_Records provided_:

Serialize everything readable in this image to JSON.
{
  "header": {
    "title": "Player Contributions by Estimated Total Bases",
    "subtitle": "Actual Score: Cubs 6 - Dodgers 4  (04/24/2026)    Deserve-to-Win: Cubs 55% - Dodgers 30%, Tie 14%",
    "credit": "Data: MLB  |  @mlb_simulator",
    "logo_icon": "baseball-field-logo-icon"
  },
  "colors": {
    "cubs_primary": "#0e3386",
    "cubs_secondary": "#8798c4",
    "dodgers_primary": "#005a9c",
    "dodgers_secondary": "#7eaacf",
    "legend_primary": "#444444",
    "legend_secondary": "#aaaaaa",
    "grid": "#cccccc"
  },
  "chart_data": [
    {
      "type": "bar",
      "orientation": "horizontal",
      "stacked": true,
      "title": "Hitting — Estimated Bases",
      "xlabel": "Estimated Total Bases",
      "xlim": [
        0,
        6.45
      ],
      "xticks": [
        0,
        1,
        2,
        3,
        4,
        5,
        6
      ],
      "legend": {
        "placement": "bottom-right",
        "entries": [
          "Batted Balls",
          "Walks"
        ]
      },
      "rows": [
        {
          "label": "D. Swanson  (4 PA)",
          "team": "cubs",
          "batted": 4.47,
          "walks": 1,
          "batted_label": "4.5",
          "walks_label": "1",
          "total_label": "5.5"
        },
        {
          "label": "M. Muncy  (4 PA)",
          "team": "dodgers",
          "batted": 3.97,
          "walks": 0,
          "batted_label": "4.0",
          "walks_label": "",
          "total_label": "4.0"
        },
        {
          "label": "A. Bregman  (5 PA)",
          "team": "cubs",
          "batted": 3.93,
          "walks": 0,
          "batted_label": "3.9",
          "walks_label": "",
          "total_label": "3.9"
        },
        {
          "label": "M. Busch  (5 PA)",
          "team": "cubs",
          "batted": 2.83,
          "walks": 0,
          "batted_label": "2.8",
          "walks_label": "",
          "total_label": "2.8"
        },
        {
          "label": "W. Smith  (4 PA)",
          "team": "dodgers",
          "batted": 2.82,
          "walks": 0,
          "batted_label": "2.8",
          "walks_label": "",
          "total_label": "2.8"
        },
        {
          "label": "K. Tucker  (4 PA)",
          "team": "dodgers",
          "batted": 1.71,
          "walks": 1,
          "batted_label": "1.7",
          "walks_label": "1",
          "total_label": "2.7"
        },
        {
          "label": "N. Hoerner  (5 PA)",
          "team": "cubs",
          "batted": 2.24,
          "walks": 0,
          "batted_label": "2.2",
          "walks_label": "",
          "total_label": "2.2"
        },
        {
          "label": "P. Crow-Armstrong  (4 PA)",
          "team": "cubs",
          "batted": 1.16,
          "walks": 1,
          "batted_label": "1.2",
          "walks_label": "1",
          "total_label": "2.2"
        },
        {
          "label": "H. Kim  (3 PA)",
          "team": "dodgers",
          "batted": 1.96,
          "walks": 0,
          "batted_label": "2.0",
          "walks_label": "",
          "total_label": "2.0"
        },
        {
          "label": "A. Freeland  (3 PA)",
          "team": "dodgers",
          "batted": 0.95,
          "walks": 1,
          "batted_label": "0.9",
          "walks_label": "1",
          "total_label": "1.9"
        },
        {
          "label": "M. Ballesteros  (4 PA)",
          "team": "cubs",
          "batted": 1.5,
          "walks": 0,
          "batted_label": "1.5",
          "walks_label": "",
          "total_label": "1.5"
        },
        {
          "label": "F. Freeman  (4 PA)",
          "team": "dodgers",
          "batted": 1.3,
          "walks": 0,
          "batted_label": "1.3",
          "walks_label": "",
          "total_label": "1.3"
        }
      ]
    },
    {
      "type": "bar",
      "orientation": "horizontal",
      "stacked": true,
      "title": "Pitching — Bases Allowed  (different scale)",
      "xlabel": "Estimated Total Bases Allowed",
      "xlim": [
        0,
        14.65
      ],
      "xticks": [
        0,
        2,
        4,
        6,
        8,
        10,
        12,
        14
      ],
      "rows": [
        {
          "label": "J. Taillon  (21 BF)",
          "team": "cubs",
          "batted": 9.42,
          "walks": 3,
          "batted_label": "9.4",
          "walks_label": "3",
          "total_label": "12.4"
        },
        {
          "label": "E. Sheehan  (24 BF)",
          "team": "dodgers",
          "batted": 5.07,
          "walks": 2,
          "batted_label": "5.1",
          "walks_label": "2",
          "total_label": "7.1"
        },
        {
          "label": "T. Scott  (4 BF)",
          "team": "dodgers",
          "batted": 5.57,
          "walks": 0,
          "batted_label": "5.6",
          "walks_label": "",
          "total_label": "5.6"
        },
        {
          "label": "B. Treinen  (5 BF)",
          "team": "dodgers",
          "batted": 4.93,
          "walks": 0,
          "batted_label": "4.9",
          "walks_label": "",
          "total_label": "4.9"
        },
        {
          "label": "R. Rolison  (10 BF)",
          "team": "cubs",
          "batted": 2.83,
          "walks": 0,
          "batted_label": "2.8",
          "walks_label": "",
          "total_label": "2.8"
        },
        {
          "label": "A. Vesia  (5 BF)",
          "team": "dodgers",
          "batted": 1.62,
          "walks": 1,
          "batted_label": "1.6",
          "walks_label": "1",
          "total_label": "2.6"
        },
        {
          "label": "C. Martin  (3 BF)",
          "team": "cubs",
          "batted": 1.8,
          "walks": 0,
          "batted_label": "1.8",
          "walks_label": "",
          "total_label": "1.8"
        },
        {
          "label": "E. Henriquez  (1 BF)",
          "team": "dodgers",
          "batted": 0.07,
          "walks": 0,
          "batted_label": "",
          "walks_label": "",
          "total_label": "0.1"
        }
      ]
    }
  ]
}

_Short exercise_: Copy out each line of the entries that holds "Estimated".

_Answer for the task_:
    "title": "Player Contributions by Estimated Total Bases",
      "title": "Hitting — Estimated Bases",
      "xlabel": "Estimated Total Bases",
      "xlabel": "Estimated Total Bases Allowed",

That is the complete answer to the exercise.